Structured figure records:
======
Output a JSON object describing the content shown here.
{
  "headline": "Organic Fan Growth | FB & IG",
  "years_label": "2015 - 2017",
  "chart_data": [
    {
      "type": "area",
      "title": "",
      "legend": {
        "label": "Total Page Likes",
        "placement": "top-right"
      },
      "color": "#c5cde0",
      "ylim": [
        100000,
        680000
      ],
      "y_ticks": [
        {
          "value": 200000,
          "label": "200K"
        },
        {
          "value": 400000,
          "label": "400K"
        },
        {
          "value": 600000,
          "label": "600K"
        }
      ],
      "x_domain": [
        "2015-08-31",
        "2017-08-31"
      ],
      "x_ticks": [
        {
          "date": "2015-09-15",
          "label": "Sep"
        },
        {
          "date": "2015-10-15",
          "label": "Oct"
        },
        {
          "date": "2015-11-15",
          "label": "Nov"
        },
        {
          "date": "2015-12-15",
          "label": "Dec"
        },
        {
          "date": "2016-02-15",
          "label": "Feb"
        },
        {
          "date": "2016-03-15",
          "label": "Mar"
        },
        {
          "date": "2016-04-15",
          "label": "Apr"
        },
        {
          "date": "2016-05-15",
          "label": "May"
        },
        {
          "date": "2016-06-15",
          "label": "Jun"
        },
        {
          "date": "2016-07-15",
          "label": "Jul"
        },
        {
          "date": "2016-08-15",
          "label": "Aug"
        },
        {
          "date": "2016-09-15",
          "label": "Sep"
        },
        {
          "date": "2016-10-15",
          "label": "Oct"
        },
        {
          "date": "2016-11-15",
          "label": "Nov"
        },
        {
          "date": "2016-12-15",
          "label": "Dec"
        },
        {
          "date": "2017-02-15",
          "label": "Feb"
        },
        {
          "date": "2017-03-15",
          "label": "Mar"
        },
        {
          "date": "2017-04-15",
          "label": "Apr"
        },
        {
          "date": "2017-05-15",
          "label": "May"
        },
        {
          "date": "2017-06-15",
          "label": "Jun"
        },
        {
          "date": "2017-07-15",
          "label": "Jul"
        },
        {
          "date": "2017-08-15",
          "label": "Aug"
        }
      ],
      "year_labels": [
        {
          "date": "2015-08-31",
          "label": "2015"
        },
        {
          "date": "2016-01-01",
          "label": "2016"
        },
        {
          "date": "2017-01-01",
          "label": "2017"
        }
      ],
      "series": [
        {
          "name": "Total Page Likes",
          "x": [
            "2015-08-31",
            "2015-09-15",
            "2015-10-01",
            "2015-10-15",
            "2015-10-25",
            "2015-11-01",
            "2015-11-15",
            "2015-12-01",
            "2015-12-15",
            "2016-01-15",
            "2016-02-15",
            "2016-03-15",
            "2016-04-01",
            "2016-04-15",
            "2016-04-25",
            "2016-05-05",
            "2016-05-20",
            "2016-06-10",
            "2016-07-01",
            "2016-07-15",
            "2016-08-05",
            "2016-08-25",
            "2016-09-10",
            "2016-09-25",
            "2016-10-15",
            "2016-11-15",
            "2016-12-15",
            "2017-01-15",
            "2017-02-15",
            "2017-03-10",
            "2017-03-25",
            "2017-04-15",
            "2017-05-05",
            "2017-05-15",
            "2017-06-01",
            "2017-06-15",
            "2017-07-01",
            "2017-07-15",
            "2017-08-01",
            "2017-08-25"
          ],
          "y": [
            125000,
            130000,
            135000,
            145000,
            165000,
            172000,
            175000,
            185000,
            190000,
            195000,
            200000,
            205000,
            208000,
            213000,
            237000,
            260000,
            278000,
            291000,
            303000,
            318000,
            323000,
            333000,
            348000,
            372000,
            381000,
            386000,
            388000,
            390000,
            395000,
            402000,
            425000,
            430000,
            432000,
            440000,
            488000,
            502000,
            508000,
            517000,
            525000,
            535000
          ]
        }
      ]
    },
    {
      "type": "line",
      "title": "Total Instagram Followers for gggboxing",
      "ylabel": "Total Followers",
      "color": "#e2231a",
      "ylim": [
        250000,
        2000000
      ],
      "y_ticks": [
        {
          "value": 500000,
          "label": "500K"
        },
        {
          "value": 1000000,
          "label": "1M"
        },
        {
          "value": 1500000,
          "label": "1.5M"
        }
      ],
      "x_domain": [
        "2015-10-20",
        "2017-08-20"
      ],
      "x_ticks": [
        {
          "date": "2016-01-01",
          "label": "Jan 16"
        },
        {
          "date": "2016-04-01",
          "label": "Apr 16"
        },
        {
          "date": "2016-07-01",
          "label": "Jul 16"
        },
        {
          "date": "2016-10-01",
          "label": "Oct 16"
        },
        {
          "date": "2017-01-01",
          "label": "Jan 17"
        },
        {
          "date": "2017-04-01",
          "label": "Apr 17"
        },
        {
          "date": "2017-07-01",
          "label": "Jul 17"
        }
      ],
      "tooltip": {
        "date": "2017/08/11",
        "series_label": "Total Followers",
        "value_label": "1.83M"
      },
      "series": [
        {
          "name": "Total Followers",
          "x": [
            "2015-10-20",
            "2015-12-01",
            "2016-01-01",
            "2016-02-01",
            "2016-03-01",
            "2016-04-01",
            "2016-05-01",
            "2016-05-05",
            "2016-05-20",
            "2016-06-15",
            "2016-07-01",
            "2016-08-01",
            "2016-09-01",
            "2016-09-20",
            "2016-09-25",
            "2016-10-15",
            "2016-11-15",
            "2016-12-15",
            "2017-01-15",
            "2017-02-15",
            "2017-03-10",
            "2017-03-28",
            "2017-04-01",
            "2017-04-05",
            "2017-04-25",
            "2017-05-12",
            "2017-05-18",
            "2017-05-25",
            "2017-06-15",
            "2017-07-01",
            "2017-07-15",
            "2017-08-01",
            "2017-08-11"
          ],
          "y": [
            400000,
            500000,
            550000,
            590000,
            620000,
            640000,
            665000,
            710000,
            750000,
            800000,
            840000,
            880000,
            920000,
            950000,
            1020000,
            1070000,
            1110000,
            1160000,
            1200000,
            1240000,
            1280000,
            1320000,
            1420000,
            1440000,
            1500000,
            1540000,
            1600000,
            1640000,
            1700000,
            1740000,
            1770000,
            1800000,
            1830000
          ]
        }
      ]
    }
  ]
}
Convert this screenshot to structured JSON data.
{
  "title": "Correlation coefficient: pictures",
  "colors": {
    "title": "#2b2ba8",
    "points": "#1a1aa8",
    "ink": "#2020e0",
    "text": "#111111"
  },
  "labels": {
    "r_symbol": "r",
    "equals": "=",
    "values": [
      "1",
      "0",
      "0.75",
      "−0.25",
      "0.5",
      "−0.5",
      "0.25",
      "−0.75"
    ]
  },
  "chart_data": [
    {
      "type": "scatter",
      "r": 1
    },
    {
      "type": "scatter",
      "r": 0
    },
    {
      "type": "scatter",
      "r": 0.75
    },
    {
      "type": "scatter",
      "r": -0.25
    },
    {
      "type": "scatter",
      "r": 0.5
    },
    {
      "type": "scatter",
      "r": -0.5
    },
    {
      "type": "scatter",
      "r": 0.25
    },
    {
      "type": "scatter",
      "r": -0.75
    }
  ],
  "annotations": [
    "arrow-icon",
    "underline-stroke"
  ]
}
======
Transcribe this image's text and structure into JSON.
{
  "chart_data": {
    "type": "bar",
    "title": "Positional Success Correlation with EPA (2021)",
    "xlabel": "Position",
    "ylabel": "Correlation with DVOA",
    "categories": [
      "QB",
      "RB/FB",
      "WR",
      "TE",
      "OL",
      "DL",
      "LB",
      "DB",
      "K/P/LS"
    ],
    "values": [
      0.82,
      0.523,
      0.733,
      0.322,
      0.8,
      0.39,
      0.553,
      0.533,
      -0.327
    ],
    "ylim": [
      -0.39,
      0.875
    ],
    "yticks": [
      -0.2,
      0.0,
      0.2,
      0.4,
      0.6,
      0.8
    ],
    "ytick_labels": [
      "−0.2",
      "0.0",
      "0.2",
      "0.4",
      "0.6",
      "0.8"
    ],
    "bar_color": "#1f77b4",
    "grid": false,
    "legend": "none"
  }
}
======
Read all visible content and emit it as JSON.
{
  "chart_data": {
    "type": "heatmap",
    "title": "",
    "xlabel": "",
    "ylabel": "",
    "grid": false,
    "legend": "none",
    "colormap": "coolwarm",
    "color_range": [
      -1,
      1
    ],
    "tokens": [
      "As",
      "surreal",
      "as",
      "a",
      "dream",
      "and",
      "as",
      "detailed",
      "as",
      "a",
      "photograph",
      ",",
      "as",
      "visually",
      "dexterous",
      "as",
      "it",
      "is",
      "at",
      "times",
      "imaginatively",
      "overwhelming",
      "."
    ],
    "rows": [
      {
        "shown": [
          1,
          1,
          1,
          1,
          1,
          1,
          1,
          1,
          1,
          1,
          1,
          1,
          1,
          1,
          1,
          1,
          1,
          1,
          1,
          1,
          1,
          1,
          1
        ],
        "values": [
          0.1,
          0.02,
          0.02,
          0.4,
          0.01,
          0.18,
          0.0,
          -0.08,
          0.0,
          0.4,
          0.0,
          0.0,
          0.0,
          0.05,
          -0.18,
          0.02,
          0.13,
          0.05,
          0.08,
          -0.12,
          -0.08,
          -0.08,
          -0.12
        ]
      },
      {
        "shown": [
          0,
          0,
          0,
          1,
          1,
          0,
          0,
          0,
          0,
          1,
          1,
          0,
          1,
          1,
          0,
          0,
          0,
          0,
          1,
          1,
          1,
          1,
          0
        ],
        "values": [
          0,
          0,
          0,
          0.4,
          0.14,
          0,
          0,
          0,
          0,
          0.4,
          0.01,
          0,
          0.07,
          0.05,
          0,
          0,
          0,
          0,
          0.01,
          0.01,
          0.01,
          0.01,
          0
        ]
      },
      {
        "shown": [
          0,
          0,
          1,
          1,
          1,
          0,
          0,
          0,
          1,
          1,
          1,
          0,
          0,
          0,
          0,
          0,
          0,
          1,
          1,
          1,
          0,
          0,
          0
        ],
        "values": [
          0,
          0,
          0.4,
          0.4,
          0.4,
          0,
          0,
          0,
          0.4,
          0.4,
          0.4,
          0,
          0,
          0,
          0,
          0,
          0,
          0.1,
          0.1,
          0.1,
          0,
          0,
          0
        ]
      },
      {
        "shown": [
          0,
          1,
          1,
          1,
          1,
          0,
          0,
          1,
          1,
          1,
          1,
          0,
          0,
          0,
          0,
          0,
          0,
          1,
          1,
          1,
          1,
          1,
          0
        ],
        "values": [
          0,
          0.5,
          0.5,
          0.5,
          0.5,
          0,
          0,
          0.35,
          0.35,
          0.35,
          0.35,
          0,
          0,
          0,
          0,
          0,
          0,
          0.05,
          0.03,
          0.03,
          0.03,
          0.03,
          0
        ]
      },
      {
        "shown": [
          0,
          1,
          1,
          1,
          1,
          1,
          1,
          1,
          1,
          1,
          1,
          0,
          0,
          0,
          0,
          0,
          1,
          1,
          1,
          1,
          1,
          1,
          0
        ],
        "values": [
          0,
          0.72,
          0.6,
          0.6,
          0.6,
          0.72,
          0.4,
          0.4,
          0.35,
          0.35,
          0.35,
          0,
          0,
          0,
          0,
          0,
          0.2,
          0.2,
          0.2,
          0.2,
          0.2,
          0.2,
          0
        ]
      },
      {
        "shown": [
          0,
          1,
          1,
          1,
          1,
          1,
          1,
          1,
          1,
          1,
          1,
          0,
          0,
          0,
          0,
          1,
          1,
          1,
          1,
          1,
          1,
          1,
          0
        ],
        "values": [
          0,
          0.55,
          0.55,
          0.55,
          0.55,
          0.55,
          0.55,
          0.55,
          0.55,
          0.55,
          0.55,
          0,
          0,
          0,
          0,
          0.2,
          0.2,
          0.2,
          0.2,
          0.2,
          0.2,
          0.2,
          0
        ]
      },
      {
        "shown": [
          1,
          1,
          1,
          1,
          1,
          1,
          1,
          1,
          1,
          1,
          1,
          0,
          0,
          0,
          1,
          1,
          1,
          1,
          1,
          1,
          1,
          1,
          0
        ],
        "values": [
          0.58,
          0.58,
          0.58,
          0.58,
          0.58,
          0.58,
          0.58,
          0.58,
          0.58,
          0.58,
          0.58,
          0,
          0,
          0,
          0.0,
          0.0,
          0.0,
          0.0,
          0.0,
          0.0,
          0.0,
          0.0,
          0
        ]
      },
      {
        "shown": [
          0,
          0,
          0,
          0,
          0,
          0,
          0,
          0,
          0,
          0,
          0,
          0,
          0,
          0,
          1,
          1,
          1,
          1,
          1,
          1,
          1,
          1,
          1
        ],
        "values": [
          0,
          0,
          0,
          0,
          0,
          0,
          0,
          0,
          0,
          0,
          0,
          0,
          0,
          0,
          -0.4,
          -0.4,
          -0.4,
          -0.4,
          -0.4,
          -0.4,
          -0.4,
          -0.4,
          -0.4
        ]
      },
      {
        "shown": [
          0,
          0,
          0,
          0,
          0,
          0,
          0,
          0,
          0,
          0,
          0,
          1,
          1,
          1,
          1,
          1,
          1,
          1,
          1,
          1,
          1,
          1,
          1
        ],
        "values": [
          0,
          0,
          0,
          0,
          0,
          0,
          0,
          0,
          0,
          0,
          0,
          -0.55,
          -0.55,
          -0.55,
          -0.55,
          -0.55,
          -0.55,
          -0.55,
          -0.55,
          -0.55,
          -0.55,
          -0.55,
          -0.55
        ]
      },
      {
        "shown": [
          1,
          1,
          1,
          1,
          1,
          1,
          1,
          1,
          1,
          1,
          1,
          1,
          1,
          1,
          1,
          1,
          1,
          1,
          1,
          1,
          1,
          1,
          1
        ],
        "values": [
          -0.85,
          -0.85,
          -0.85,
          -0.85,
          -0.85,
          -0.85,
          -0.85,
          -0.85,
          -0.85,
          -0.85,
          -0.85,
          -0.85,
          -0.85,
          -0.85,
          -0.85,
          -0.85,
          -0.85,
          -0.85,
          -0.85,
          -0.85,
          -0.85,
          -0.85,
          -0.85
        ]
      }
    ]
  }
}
======
Return every line from the records above that holds the word "Total".

        "label": "Total Page Likes",
          "name": "Total Page Likes",
      "title": "Total Instagram Followers for gggboxing",
      "ylabel": "Total Followers",
        "series_label": "Total Followers",
          "name": "Total Followers",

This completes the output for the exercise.